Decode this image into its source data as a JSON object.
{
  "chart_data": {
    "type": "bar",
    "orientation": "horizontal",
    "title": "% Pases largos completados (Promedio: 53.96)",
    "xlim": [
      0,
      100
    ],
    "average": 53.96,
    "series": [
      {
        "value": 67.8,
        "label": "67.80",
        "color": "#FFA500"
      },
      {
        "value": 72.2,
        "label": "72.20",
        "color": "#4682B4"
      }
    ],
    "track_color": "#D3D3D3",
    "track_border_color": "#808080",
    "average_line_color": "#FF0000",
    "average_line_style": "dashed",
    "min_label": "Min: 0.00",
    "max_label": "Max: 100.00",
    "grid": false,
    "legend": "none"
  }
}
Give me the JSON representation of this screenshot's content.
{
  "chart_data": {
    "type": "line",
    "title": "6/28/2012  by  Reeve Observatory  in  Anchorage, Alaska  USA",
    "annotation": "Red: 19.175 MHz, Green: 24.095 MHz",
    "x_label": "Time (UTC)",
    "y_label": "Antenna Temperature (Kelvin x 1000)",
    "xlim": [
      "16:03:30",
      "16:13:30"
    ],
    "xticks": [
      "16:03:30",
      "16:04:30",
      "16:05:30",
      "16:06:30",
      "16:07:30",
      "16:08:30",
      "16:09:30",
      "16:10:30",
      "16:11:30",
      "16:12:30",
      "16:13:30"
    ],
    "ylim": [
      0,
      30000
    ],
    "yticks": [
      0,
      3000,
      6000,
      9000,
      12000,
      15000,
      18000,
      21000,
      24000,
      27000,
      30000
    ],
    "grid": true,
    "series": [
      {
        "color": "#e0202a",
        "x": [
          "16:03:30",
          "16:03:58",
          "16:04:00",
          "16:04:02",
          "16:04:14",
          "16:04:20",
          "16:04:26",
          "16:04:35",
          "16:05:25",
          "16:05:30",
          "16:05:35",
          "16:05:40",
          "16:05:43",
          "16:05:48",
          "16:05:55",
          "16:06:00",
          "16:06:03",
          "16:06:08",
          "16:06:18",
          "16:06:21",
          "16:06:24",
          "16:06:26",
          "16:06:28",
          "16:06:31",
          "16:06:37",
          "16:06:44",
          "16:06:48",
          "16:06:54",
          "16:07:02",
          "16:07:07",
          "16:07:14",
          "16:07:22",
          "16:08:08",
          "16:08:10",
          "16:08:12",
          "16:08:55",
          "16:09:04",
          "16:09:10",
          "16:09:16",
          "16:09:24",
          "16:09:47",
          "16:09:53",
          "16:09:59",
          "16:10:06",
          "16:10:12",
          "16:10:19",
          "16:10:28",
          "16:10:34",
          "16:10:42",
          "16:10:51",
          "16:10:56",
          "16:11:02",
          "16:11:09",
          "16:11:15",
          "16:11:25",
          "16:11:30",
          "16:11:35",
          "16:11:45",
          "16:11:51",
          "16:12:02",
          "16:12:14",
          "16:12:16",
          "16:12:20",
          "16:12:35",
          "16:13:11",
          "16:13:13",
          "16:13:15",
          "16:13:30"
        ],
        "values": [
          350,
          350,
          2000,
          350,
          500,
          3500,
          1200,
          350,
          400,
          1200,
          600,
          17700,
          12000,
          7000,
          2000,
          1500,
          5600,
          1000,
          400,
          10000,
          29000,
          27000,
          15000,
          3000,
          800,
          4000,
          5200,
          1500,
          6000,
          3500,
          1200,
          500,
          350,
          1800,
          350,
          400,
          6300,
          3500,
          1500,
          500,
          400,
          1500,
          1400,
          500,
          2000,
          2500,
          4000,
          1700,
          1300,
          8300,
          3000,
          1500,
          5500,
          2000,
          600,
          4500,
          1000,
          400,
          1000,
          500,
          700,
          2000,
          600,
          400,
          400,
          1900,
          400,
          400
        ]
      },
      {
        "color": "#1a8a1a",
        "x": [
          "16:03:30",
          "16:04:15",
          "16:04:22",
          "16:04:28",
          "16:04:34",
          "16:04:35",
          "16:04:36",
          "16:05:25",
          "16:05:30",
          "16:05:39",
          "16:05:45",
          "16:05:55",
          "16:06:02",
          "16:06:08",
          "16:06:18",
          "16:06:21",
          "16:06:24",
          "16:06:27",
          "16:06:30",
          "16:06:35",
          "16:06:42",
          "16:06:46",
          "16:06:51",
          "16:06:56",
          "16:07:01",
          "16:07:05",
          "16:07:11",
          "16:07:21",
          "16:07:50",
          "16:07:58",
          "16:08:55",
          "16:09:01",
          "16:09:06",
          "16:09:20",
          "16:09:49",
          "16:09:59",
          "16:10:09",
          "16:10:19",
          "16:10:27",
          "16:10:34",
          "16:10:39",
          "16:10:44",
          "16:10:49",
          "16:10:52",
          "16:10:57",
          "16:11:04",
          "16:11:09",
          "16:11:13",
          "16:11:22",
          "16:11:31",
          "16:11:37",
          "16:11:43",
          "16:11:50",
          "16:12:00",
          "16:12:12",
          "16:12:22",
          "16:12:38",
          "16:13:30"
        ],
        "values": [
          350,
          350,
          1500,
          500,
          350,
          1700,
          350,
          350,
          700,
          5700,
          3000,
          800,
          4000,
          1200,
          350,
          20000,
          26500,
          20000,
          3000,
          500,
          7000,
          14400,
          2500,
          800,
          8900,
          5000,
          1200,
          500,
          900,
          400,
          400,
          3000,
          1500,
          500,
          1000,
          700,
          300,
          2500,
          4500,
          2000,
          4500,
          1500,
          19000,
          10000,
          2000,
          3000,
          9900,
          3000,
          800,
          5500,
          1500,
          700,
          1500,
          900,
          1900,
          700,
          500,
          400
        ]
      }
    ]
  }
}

———

WHAT YOU HAVE TO DO:
Restate every record exactly, leaving nothing out.

SOLUTION:
Decode this image into its source data as a JSON object.
{
  "chart_data": {
    "type": "bar",
    "orientation": "horizontal",
    "title": "% Pases largos completados (Promedio: 53.96)",
    "xlim": [
      0,
      100
    ],
    "average": 53.96,
    "series": [
      {
        "value": 67.8,
        "label": "67.80",
        "color": "#FFA500"
      },
      {
        "value": 72.2,
        "label": "72.20",
        "color": "#4682B4"
      }
    ],
    "track_color": "#D3D3D3",
    "track_border_color": "#808080",
    "average_line_color": "#FF0000",
    "average_line_style": "dashed",
    "min_label": "Min: 0.00",
    "max_label": "Max: 100.00",
    "grid": false,
    "legend": "none"
  }
}
Give me the JSON representation of this screenshot's content.
{
  "chart_data": {
    "type": "line",
    "title": "6/28/2012  by  Reeve Observatory  in  Anchorage, Alaska  USA",
    "annotation": "Red: 19.175 MHz, Green: 24.095 MHz",
    "x_label": "Time (UTC)",
    "y_label": "Antenna Temperature (Kelvin x 1000)",
    "xlim": [
      "16:03:30",
      "16:13:30"
    ],
    "xticks": [
      "16:03:30",
      "16:04:30",
      "16:05:30",
      "16:06:30",
      "16:07:30",
      "16:08:30",
      "16:09:30",
      "16:10:30",
      "16:11:30",
      "16:12:30",
      "16:13:30"
    ],
    "ylim": [
      0,
      30000
    ],
    "yticks": [
      0,
      3000,
      6000,
      9000,
      12000,
      15000,
      18000,
      21000,
      24000,
      27000,
      30000
    ],
    "grid": true,
    "series": [
      {
        "color": "#e0202a",
        "x": [
          "16:03:30",
          "16:03:58",
          "16:04:00",
          "16:04:02",
          "16:04:14",
          "16:04:20",
          "16:04:26",
          "16:04:35",
          "16:05:25",
          "16:05:30",
          "16:05:35",
          "16:05:40",
          "16:05:43",
          "16:05:48",
          "16:05:55",
          "16:06:00",
          "16:06:03",
          "16:06:08",
          "16:06:18",
          "16:06:21",
          "16:06:24",
          "16:06:26",
          "16:06:28",
          "16:06:31",
          "16:06:37",
          "16:06:44",
          "16:06:48",
          "16:06:54",
          "16:07:02",
          "16:07:07",
          "16:07:14",
          "16:07:22",
          "16:08:08",
          "16:08:10",
          "16:08:12",
          "16:08:55",
          "16:09:04",
          "16:09:10",
          "16:09:16",
          "16:09:24",
          "16:09:47",
          "16:09:53",
          "16:09:59",
          "16:10:06",
          "16:10:12",
          "16:10:19",
          "16:10:28",
          "16:10:34",
          "16:10:42",
          "16:10:51",
          "16:10:56",
          "16:11:02",
          "16:11:09",
          "16:11:15",
          "16:11:25",
          "16:11:30",
          "16:11:35",
          "16:11:45",
          "16:11:51",
          "16:12:02",
          "16:12:14",
          "16:12:16",
          "16:12:20",
          "16:12:35",
          "16:13:11",
          "16:13:13",
          "16:13:15",
          "16:13:30"
        ],
        "values": [
          350,
          350,
          2000,
          350,
          500,
          3500,
          1200,
          350,
          400,
          1200,
          600,
          17700,
          12000,
          7000,
          2000,
          1500,
          5600,
          1000,
          400,
          10000,
          29000,
          27000,
          15000,
          3000,
          800,
          4000,
          5200,
          1500,
          6000,
          3500,
          1200,
          500,
          350,
          1800,
          350,
          400,
          6300,
          3500,
          1500,
          500,
          400,
          1500,
          1400,
          500,
          2000,
          2500,
          4000,
          1700,
          1300,
          8300,
          3000,
          1500,
          5500,
          2000,
          600,
          4500,
          1000,
          400,
          1000,
          500,
          700,
          2000,
          600,
          400,
          400,
          1900,
          400,
          400
        ]
      },
      {
        "color": "#1a8a1a",
        "x": [
          "16:03:30",
          "16:04:15",
          "16:04:22",
          "16:04:28",
          "16:04:34",
          "16:04:35",
          "16:04:36",
          "16:05:25",
          "16:05:30",
          "16:05:39",
          "16:05:45",
          "16:05:55",
          "16:06:02",
          "16:06:08",
          "16:06:18",
          "16:06:21",
          "16:06:24",
          "16:06:27",
          "16:06:30",
          "16:06:35",
          "16:06:42",
          "16:06:46",
          "16:06:51",
          "16:06:56",
          "16:07:01",
          "16:07:05",
          "16:07:11",
          "16:07:21",
          "16:07:50",
          "16:07:58",
          "16:08:55",
          "16:09:01",
          "16:09:06",
          "16:09:20",
          "16:09:49",
          "16:09:59",
          "16:10:09",
          "16:10:19",
          "16:10:27",
          "16:10:34",
          "16:10:39",
          "16:10:44",
          "16:10:49",
          "16:10:52",
          "16:10:57",
          "16:11:04",
          "16:11:09",
          "16:11:13",
          "16:11:22",
          "16:11:31",
          "16:11:37",
          "16:11:43",
          "16:11:50",
          "16:12:00",
          "16:12:12",
          "16:12:22",
          "16:12:38",
          "16:13:30"
        ],
        "values": [
          350,
          350,
          1500,
          500,
          350,
          1700,
          350,
          350,
          700,
          5700,
          3000,
          800,
          4000,
          1200,
          350,
          20000,
          26500,
          20000,
          3000,
          500,
          7000,
          14400,
          2500,
          800,
          8900,
          5000,
          1200,
          500,
          900,
          400,
          400,
          3000,
          1500,
          500,
          1000,
          700,
          300,
          2500,
          4500,
          2000,
          4500,
          1500,
          19000,
          10000,
          2000,
          3000,
          9900,
          3000,
          800,
          5500,
          1500,
          700,
          1500,
          900,
          1900,
          700,
          500,
          400
        ]
      }
    ]
  }
}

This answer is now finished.